[start GIVEN DATA]

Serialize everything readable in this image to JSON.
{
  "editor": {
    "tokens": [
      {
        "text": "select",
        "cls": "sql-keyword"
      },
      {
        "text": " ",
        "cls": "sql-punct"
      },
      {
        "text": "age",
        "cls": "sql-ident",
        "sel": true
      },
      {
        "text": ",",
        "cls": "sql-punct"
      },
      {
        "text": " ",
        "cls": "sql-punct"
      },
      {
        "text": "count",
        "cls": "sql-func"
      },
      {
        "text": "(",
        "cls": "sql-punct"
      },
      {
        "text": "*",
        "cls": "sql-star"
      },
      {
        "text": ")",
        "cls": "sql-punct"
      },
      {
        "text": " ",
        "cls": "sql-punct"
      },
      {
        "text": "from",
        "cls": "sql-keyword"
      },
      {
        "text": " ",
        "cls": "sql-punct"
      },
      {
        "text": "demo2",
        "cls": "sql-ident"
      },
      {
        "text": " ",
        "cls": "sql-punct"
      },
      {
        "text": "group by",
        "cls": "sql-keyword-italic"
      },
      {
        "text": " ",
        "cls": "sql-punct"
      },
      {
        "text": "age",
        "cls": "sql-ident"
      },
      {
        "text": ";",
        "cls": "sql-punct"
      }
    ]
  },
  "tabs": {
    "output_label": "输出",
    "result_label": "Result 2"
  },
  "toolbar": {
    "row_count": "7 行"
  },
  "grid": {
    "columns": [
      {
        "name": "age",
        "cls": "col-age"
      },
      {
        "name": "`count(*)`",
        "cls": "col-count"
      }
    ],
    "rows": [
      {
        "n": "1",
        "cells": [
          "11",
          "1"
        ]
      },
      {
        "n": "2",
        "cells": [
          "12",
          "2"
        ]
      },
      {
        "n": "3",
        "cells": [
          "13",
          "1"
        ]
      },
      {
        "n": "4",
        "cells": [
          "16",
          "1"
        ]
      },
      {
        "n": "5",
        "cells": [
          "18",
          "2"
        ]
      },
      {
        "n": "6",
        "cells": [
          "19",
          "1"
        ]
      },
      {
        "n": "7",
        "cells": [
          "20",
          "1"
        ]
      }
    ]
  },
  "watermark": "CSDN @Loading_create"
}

[end GIVEN DATA]

WORK REQUIRED: Copy the records above exactly as they appear.

RESULT:
Serialize everything readable in this image to JSON.
{
  "editor": {
    "tokens": [
      {
        "text": "select",
        "cls": "sql-keyword"
      },
      {
        "text": " ",
        "cls": "sql-punct"
      },
      {
        "text": "age",
        "cls": "sql-ident",
        "sel": true
      },
      {
        "text": ",",
        "cls": "sql-punct"
      },
      {
        "text": " ",
        "cls": "sql-punct"
      },
      {
        "text": "count",
        "cls": "sql-func"
      },
      {
        "text": "(",
        "cls": "sql-punct"
      },
      {
        "text": "*",
        "cls": "sql-star"
      },
      {
        "text": ")",
        "cls": "sql-punct"
      },
      {
        "text": " ",
        "cls": "sql-punct"
      },
      {
        "text": "from",
        "cls": "sql-keyword"
      },
      {
        "text": " ",
        "cls": "sql-punct"
      },
      {
        "text": "demo2",
        "cls": "sql-ident"
      },
      {
        "text": " ",
        "cls": "sql-punct"
      },
      {
        "text": "group by",
        "cls": "sql-keyword-italic"
      },
      {
        "text": " ",
        "cls": "sql-punct"
      },
      {
        "text": "age",
        "cls": "sql-ident"
      },
      {
        "text": ";",
        "cls": "sql-punct"
      }
    ]
  },
  "tabs": {
    "output_label": "输出",
    "result_label": "Result 2"
  },
  "toolbar": {
    "row_count": "7 行"
  },
  "grid": {
    "columns": [
      {
        "name": "age",
        "cls": "col-age"
      },
      {
        "name": "`count(*)`",
        "cls": "col-count"
      }
    ],
    "rows": [
      {
        "n": "1",
        "cells": [
          "11",
          "1"
        ]
      },
      {
        "n": "2",
        "cells": [
          "12",
          "2"
        ]
      },
      {
        "n": "3",
        "cells": [
          "13",
          "1"
        ]
      },
      {
        "n": "4",
        "cells": [
          "16",
          "1"
        ]
      },
      {
        "n": "5",
        "cells": [
          "18",
          "2"
        ]
      },
      {
        "n": "6",
        "cells": [
          "19",
          "1"
        ]
      },
      {
        "n": "7",
        "cells": [
          "20",
          "1"
        ]
      }
    ]
  },
  "watermark": "CSDN @Loading_create"
}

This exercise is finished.